◆ Requirements
Gather, from the data below, each line in which the word "text" occurs.

START Dataset extract

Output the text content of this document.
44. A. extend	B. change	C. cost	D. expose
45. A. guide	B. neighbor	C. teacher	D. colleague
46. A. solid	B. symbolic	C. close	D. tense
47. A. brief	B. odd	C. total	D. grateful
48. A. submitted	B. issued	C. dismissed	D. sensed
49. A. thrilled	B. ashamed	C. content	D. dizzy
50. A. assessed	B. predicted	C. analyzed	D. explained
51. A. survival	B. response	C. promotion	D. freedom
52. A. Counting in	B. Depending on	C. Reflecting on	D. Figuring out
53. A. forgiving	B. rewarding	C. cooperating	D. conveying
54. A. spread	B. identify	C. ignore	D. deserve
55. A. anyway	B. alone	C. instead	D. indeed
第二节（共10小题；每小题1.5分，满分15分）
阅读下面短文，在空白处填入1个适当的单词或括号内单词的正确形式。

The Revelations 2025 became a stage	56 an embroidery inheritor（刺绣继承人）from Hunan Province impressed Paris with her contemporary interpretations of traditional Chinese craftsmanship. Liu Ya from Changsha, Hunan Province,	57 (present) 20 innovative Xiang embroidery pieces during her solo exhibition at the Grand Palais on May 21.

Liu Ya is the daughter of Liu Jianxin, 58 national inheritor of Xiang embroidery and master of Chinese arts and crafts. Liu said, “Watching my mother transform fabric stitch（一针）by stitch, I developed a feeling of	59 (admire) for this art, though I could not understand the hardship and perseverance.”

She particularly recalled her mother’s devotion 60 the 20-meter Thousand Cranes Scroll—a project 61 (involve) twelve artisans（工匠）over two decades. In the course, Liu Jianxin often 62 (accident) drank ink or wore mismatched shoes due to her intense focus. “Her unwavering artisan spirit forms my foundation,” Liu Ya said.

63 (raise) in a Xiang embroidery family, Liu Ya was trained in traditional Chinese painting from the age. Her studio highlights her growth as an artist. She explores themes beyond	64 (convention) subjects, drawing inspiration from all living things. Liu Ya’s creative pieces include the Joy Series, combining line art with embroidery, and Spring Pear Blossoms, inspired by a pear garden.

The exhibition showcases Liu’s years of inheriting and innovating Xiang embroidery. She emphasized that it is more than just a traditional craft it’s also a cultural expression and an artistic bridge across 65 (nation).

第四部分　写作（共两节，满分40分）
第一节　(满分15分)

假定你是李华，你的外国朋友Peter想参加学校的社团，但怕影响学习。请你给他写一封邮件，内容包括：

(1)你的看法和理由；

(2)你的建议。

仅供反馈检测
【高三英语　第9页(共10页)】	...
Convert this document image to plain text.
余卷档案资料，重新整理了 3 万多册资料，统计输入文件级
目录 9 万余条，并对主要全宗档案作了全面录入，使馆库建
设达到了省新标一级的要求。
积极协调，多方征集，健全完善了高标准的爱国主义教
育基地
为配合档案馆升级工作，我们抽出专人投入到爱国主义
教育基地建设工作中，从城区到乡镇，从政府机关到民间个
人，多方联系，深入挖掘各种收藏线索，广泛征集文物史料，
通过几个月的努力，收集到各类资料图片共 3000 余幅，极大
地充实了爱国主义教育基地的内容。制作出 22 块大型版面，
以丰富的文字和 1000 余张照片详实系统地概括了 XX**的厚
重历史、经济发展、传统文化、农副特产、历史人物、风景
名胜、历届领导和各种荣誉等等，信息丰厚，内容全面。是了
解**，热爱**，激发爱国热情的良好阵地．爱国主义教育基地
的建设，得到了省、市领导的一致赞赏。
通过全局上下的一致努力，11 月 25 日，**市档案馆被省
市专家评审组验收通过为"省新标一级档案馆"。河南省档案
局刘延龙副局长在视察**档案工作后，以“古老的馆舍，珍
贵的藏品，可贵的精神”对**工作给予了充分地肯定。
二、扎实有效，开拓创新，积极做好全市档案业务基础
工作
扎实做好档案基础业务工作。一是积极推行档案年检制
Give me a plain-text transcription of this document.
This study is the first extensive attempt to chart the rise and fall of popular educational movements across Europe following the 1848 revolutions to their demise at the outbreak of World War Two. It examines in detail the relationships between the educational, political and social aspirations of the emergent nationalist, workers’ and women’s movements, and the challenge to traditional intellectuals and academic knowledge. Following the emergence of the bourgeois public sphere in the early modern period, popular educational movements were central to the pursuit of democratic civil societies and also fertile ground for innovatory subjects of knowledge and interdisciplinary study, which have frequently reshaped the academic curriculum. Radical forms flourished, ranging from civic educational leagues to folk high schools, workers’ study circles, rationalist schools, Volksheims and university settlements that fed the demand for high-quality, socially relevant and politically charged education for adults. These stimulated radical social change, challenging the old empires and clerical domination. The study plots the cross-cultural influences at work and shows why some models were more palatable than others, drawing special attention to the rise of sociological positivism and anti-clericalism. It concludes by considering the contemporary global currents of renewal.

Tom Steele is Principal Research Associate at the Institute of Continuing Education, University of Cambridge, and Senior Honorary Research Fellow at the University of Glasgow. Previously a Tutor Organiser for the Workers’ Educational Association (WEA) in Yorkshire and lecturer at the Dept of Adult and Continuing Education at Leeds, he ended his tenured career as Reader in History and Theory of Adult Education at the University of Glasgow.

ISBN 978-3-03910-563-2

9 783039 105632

END Dataset extract

◆ Complete answer
Output the text content of this document.
Convert this document image to plain text.
Give me a plain-text transcription of this document.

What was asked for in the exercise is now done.